* What you need to do:
State how many lines in the entries below contain "Formats". Write nothing but the number.

#####

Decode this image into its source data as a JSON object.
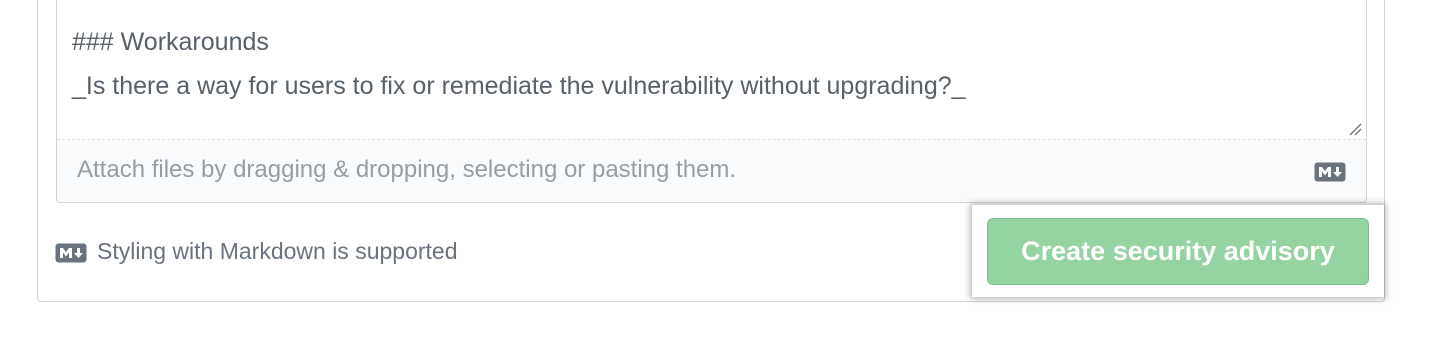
{
  "editor": {
    "lines": [
      "### Workarounds",
      "_Is there a way for users to fix or remediate the vulnerability without upgrading?_"
    ],
    "attach_hint": "Attach files by dragging & dropping, selecting or pasting them."
  },
  "footer": {
    "markdown_hint": "Styling with Markdown is supported",
    "submit_label": "Create security advisory"
  },
  "icons": {
    "markdown": "markdown-icon",
    "resize": "resize-handle-icon"
  },
  "colors": {
    "button_bg": "#94d3a2",
    "button_text": "#ffffff",
    "body_text": "#586069",
    "muted_text": "#959da5"
  }
}
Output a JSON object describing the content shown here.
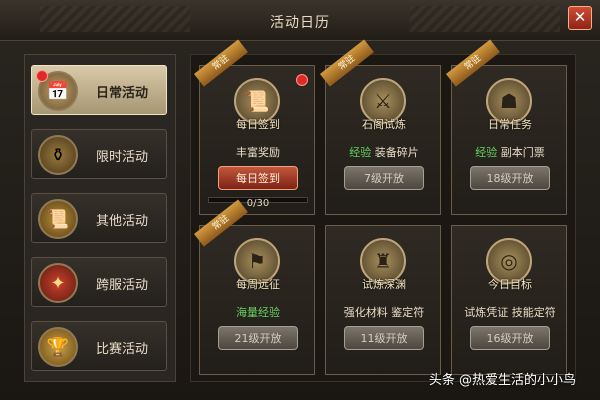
{
  "window": {
    "title": "活动日历",
    "close_label": "✕"
  },
  "sidebar": {
    "items": [
      {
        "label": "日常活动",
        "icon": "calendar-icon",
        "glyph": "📅",
        "active": true
      },
      {
        "label": "限时活动",
        "icon": "treasure-bowl-icon",
        "glyph": "⚱"
      },
      {
        "label": "其他活动",
        "icon": "scroll-icon",
        "glyph": "📜"
      },
      {
        "label": "跨服活动",
        "icon": "emblem-icon",
        "glyph": "✦"
      },
      {
        "label": "比赛活动",
        "icon": "trophy-icon",
        "glyph": "🏆"
      }
    ]
  },
  "cards": [
    {
      "name": "每日签到",
      "ribbon": "常驻",
      "reward_prefix": "",
      "reward_text": "丰富奖励",
      "button": "每日签到",
      "button_state": "active",
      "progress_text": "0/30",
      "has_red_dot": true,
      "icon": "scroll-icon",
      "glyph": "📜"
    },
    {
      "name": "石阁试炼",
      "ribbon": "常驻",
      "reward_prefix": "经验",
      "reward_text": "装备碎片",
      "button": "7级开放",
      "button_state": "locked",
      "icon": "chest-icon",
      "glyph": "⚔"
    },
    {
      "name": "日常任务",
      "ribbon": "常驻",
      "reward_prefix": "经验",
      "reward_text": "副本门票",
      "button": "18级开放",
      "button_state": "locked",
      "icon": "task-icon",
      "glyph": "☗"
    },
    {
      "name": "每周远征",
      "ribbon": "常驻",
      "reward_prefix": "",
      "reward_text": "海量经验",
      "reward_green": true,
      "button": "21级开放",
      "button_state": "locked",
      "icon": "expedition-icon",
      "glyph": "⚑"
    },
    {
      "name": "试炼深渊",
      "ribbon": "",
      "reward_prefix": "",
      "reward_text": "强化材料 鉴定符",
      "button": "11级开放",
      "button_state": "locked",
      "icon": "abyss-icon",
      "glyph": "♜"
    },
    {
      "name": "今日目标",
      "ribbon": "",
      "reward_prefix": "",
      "reward_text": "试炼凭证 技能定符",
      "button": "16级开放",
      "button_state": "locked",
      "icon": "goal-icon",
      "glyph": "◎"
    }
  ],
  "watermark": "头条 @热爱生活的小小鸟"
}
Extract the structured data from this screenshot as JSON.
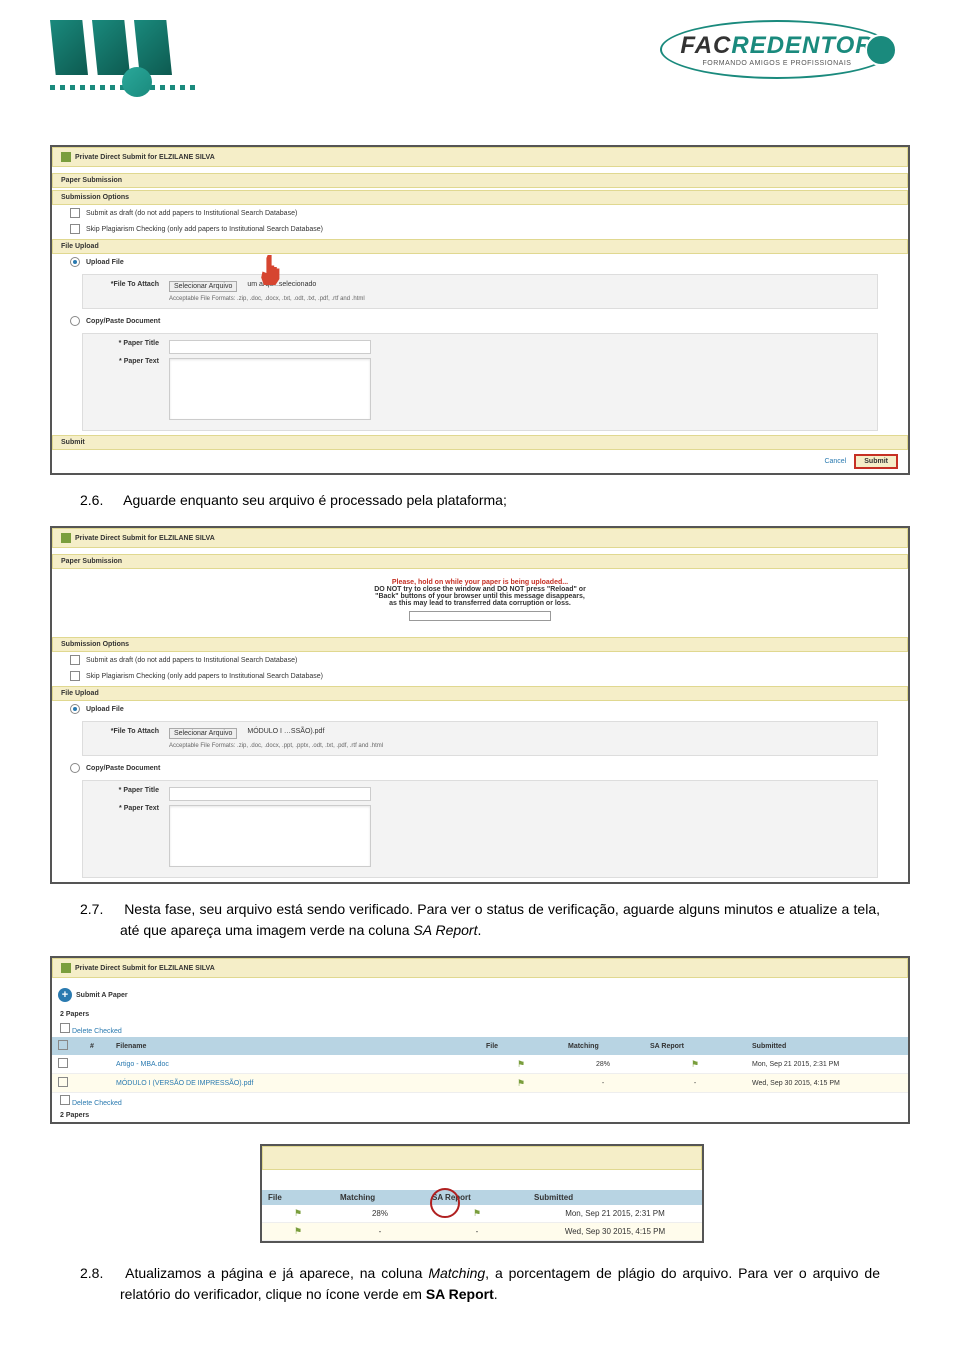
{
  "logos": {
    "ead_dots": 15,
    "facredentor_title_fac": "FAC",
    "facredentor_title_redentor": "REDENTOR",
    "facredentor_subtitle": "FORMANDO AMIGOS E PROFISSIONAIS"
  },
  "screenshot1": {
    "title": "Private Direct Submit for ELZILANE SILVA",
    "section_paper": "Paper Submission",
    "section_options": "Submission Options",
    "opt1": "Submit as draft (do not add papers to Institutional Search Database)",
    "opt2": "Skip Plagiarism Checking (only add papers to Institutional Search Database)",
    "section_file": "File Upload",
    "upload_file": "Upload File",
    "file_to_attach": "*File To Attach",
    "file_btn": "Selecionar Arquivo",
    "file_none": "um arqu...selecionado",
    "file_formats": "Acceptable File Formats: .zip, .doc, .docx, .txt, .odt, .txt, .pdf, .rtf and .html",
    "copypaste": "Copy/Paste Document",
    "paper_title": "* Paper Title",
    "paper_text": "* Paper Text",
    "section_submit": "Submit",
    "cancel": "Cancel",
    "submit": "Submit"
  },
  "text26": {
    "num": "2.6.",
    "body": "Aguarde enquanto seu arquivo é processado pela plataforma;"
  },
  "screenshot2": {
    "title": "Private Direct Submit for ELZILANE SILVA",
    "section_paper": "Paper Submission",
    "upload_red": "Please, hold on while your paper is being uploaded...",
    "upload_msg1": "DO NOT try to close the window and DO NOT press \"Reload\" or",
    "upload_msg2": "\"Back\" buttons of your browser until this message disappears,",
    "upload_msg3": "as this may lead to transferred data corruption or loss.",
    "section_options": "Submission Options",
    "opt1": "Submit as draft (do not add papers to Institutional Search Database)",
    "opt2": "Skip Plagiarism Checking (only add papers to Institutional Search Database)",
    "section_file": "File Upload",
    "upload_file": "Upload File",
    "file_to_attach": "*File To Attach",
    "file_btn": "Selecionar Arquivo",
    "file_name": "MÓDULO I …SSÃO).pdf",
    "file_formats": "Acceptable File Formats: .zip, .doc, .docx, .ppt, .pptx, .odt, .txt, .pdf, .rtf and .html",
    "copypaste": "Copy/Paste Document",
    "paper_title": "* Paper Title",
    "paper_text": "* Paper Text"
  },
  "text27": {
    "num": "2.7.",
    "body": "Nesta fase, seu arquivo está sendo verificado. Para ver o status de verificação, aguarde alguns minutos e atualize a tela, até que apareça uma imagem verde na coluna ",
    "italic": "SA Report",
    "after": "."
  },
  "screenshot3": {
    "title": "Private Direct Submit for ELZILANE SILVA",
    "submit_paper": "Submit A Paper",
    "papers_count": "2 Papers",
    "delete_checked": "Delete Checked",
    "cols": {
      "num": "#",
      "filename": "Filename",
      "file": "File",
      "matching": "Matching",
      "sareport": "SA Report",
      "submitted": "Submitted"
    },
    "rows": [
      {
        "filename": "Artigo - MBA.doc",
        "matching": "28%",
        "sareport": "✓",
        "submitted": "Mon, Sep 21 2015, 2:31 PM"
      },
      {
        "filename": "MÓDULO I (VERSÃO DE IMPRESSÃO).pdf",
        "matching": "-",
        "sareport": "-",
        "submitted": "Wed, Sep 30 2015, 4:15 PM"
      }
    ],
    "papers_count2": "2 Papers"
  },
  "screenshot4": {
    "cols": {
      "file": "File",
      "matching": "Matching",
      "sareport": "SA Report",
      "submitted": "Submitted"
    },
    "rows": [
      {
        "matching": "28%",
        "submitted": "Mon, Sep 21 2015, 2:31 PM"
      },
      {
        "matching": "-",
        "submitted": "Wed, Sep 30 2015, 4:15 PM"
      }
    ]
  },
  "text28": {
    "num": "2.8.",
    "body1": "Atualizamos a página e já aparece, na coluna ",
    "italic1": "Matching",
    "body2": ", a porcentagem de plágio do arquivo. Para ver o arquivo de relatório do verificador, clique no ícone verde em ",
    "bold": "SA Report",
    "body3": "."
  }
}
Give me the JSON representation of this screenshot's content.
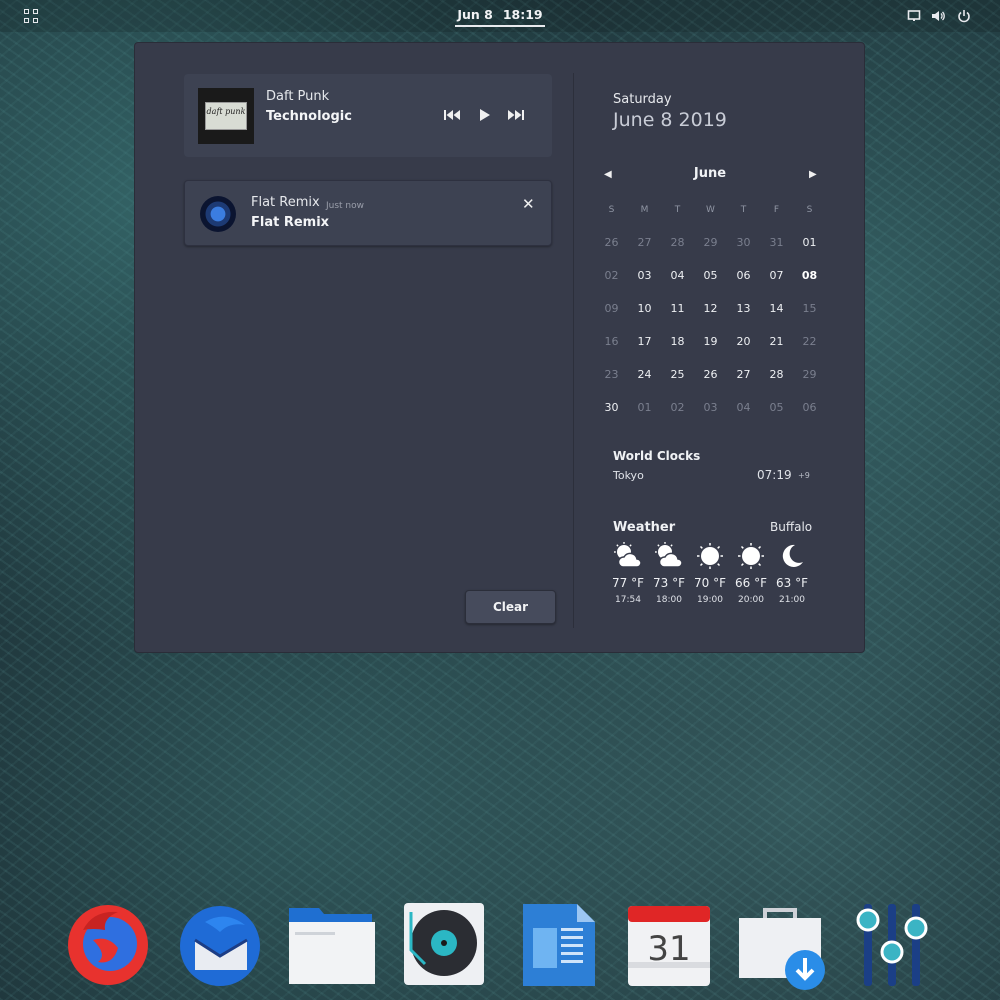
{
  "topbar": {
    "clock_date": "Jun 8",
    "clock_time": "18:19"
  },
  "media": {
    "artist": "Daft Punk",
    "track": "Technologic",
    "album_art_text": "daft punk"
  },
  "notification": {
    "app": "Flat Remix",
    "time": "Just now",
    "title": "Flat Remix"
  },
  "clear_label": "Clear",
  "calendar": {
    "weekday": "Saturday",
    "date": "June 8 2019",
    "month": "June",
    "day_headers": [
      "S",
      "M",
      "T",
      "W",
      "T",
      "F",
      "S"
    ],
    "weeks": [
      [
        {
          "d": "26",
          "dim": true
        },
        {
          "d": "27",
          "dim": true
        },
        {
          "d": "28",
          "dim": true
        },
        {
          "d": "29",
          "dim": true
        },
        {
          "d": "30",
          "dim": true
        },
        {
          "d": "31",
          "dim": true
        },
        {
          "d": "01"
        }
      ],
      [
        {
          "d": "02",
          "dim": true
        },
        {
          "d": "03"
        },
        {
          "d": "04"
        },
        {
          "d": "05"
        },
        {
          "d": "06"
        },
        {
          "d": "07"
        },
        {
          "d": "08",
          "today": true
        }
      ],
      [
        {
          "d": "09",
          "dim": true
        },
        {
          "d": "10"
        },
        {
          "d": "11"
        },
        {
          "d": "12"
        },
        {
          "d": "13"
        },
        {
          "d": "14"
        },
        {
          "d": "15",
          "dim": true
        }
      ],
      [
        {
          "d": "16",
          "dim": true
        },
        {
          "d": "17"
        },
        {
          "d": "18"
        },
        {
          "d": "19"
        },
        {
          "d": "20"
        },
        {
          "d": "21"
        },
        {
          "d": "22",
          "dim": true
        }
      ],
      [
        {
          "d": "23",
          "dim": true
        },
        {
          "d": "24"
        },
        {
          "d": "25"
        },
        {
          "d": "26"
        },
        {
          "d": "27"
        },
        {
          "d": "28"
        },
        {
          "d": "29",
          "dim": true
        }
      ],
      [
        {
          "d": "30"
        },
        {
          "d": "01",
          "dim": true
        },
        {
          "d": "02",
          "dim": true
        },
        {
          "d": "03",
          "dim": true
        },
        {
          "d": "04",
          "dim": true
        },
        {
          "d": "05",
          "dim": true
        },
        {
          "d": "06",
          "dim": true
        }
      ]
    ]
  },
  "world_clocks": {
    "title": "World Clocks",
    "city": "Tokyo",
    "time": "07:19",
    "offset": "+9"
  },
  "weather": {
    "title": "Weather",
    "location": "Buffalo",
    "forecast": [
      {
        "icon": "partly-cloudy-icon",
        "temp": "77 °F",
        "time": "17:54"
      },
      {
        "icon": "partly-cloudy-icon",
        "temp": "73 °F",
        "time": "18:00"
      },
      {
        "icon": "sun-icon",
        "temp": "70 °F",
        "time": "19:00"
      },
      {
        "icon": "sun-icon",
        "temp": "66 °F",
        "time": "20:00"
      },
      {
        "icon": "moon-icon",
        "temp": "63 °F",
        "time": "21:00"
      }
    ]
  },
  "dock": {
    "items": [
      "firefox-icon",
      "thunderbird-icon",
      "files-icon",
      "music-player-icon",
      "libreoffice-writer-icon",
      "calendar-icon",
      "software-install-icon",
      "settings-mixer-icon"
    ],
    "calendar_day": "31"
  },
  "colors": {
    "accent_today": "#1e9e82",
    "panel_bg": "#373b4a",
    "card_bg": "#3d4252"
  }
}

#####

* Finished exercise:
2